Yorkville High School Computer Science

Network Programming :: Lessons :: URLConnections

Opening URLConnections

URLConnection is an abstract class is Java that represents an active connection to a URL resource. It provides more control over the server connection than the URL class and can inspect the header sent by the server. It can also send data back to the server using POST or PUT.

The URLConnection class is part of Java's protocol handler system, which separates the details of handling a protocol from processing particular data types. To open a URLConnection you must follow these steps:

1. Construct a URL object.
2. Call the openConnection() method on the URL object to retrieve a URLConnection object.
3. Configure the URLConnection.
4. Read the header fields.
5. Get an input stream and read data.
6. Get an output stream and write data.
7. Close the connection.

Although URLConnection is abstract, all but one of its methods are implemented. The connect() method is not implemented and when a URLConnection is first constructed so the local and remote host cannot send and receive data. The connect() method is used to establish this connection. You rarely need to call connect() directly since most methods that require an open connection will call it on their own.

Reading Data

The following steps should be following to retrieve data from a URL using a URLConnection object:

1. Construct a URL object.
2. Call the openConnection() method on the URL object to retrieve a URLConnection object.
3. Call the URLConnection's getInputStream() method.
4. Read from the input stream.

The following example would download a web page:

import java.io.*;
import java.net.*;

public class ViewSource {
	public static void main (String[] args) {
		if (args.length > 0 {
			try {
				URL url = new URL(args[0]);
				URLConnection urlC = url.openConnection();

				try (InputStream input = urlC.getInputStream() {
					InputStream buffer = new BufferedInputStream(input);
					Reader reader = new InputStreamReader(buffer);

					int c;
					while ((c = reader.read()) != -1) {
						System.out.print((char)c);
					}
				}
			}
			catch (MalformedURLException ex) {
				System.err.println(args[0] + " is not a parseable URL.");
			}
			catch (IOException ex) {
				System.err.println(ex);
			}
		}
	}
}

Below is an example of an HTTP header returned from an Apache web server:

HTTP/1.1 200 OK
Date: Tue, 20 Sep 2016 13:21:21 GMT
Server: Apache
Expires: Tue, 20 Sep 2016 13:30:33 GMT
Content-Encoding: gzip
Content-Length: 3192
Connection: Keep-Alive
Content-Type: text/html; charset=UTF-8

There are a number of methods to get information from a header. The following methods request specific, common fields from the header:

public String getContentType()
public int getContentLength()
public String getContentEncoding()
public long getDate()
public long getExpiration()
public long getLastModified()

The getContentType() method returns the MIME media type of the response body. It returns null if the content is not available. The above example would return "text/html; charset=UTF-8." "text/html" is the most common content type you will encounter on web servers and UTF-8 is the character encoding. The default character encoding is ISO-8859-1 for HTTP.

The getContentLength() method returns the number of bytes in the content. It returns -1 if there is no Content-Length header. There is also a getContentLengthLong() method that you can use if you think the content may exceed the maximum integer size. The above example has a content length of 3192.

- [Task A] Extract every row, from the first one down to the line containing "svg-text:200 ppm 250ml", and reproduce them unchanged, both ends included.

- [Available records]
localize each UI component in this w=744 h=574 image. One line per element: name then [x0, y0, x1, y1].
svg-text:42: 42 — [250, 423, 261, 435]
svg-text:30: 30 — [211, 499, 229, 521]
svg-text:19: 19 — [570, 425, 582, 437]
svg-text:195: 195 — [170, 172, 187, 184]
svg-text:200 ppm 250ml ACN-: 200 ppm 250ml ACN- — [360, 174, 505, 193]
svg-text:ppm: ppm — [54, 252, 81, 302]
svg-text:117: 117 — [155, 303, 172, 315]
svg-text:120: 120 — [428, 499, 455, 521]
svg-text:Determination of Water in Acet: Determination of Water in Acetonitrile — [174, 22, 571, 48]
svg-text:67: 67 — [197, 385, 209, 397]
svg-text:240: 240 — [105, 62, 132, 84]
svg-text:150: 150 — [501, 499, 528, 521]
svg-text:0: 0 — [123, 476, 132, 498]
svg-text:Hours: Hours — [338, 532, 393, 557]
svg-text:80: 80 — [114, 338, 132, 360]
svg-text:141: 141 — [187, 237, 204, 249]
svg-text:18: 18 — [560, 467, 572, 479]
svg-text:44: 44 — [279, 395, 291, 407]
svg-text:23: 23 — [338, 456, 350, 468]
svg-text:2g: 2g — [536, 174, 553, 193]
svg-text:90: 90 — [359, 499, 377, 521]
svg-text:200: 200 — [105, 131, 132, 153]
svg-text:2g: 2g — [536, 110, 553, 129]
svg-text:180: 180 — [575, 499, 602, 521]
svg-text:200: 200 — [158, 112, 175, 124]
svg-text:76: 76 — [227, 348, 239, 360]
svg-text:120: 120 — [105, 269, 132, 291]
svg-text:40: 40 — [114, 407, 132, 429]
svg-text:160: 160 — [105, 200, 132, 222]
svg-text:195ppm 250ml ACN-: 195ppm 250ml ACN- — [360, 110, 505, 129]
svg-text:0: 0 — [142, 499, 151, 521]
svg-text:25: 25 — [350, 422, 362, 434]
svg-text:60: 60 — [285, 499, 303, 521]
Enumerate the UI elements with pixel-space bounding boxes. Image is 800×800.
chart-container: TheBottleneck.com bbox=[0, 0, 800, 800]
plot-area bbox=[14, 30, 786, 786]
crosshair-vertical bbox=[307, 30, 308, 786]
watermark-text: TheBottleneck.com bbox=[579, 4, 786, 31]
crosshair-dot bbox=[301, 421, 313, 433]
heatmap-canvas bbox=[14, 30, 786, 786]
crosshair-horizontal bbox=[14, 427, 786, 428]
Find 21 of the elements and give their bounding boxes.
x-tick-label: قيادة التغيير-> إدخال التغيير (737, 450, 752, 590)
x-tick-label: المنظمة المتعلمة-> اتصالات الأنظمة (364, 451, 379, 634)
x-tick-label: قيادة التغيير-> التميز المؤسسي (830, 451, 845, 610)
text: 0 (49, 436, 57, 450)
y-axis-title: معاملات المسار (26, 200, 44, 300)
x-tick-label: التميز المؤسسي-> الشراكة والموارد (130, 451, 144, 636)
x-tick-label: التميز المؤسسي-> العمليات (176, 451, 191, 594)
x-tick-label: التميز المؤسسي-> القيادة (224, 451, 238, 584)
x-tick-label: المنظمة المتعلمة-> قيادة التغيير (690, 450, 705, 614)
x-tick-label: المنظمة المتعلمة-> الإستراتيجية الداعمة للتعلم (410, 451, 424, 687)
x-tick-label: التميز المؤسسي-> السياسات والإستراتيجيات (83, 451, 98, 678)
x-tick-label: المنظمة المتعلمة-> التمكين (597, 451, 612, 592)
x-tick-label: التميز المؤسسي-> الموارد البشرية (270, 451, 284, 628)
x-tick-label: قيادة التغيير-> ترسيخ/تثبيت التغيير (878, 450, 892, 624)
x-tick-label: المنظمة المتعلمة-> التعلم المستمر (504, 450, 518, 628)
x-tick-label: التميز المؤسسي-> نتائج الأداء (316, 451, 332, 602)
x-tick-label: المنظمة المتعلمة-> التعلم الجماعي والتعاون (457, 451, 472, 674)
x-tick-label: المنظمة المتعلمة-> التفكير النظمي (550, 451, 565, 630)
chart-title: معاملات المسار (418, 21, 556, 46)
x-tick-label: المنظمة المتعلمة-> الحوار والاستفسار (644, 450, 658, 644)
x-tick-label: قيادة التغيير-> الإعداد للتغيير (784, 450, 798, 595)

- [Task B] In the URLConnection lesson, write out everything from "Opening URLConnections" down to "and write data.", replacing "stream" with "channel" each time it appears.

- [Correct response A]
localize each UI component in this w=744 h=574 image. One line per element: name then [x0, y0, x1, y1].
svg-text:42: 42 — [250, 423, 261, 435]
svg-text:30: 30 — [211, 499, 229, 521]
svg-text:19: 19 — [570, 425, 582, 437]
svg-text:195: 195 — [170, 172, 187, 184]
svg-text:200 ppm 250ml ACN-: 200 ppm 250ml ACN- — [360, 174, 505, 193]

- [Correct response B]
Opening URLConnections

URLConnection is an abstract class is Java that represents an active connection to a URL resource. It provides more control over the server connection than the URL class and can inspect the header sent by the server. It can also send data back to the server using POST or PUT.

The URLConnection class is part of Java's protocol handler system, which separates the details of handling a protocol from processing particular data types. To open a URLConnection you must follow these steps:

1. Construct a URL object.
2. Call the openConnection() method on the URL object to retrieve a URLConnection object.
3. Configure the URLConnection.
4. Read the header fields.
5. Get an input channel and read data.
6. Get an output channel and write data.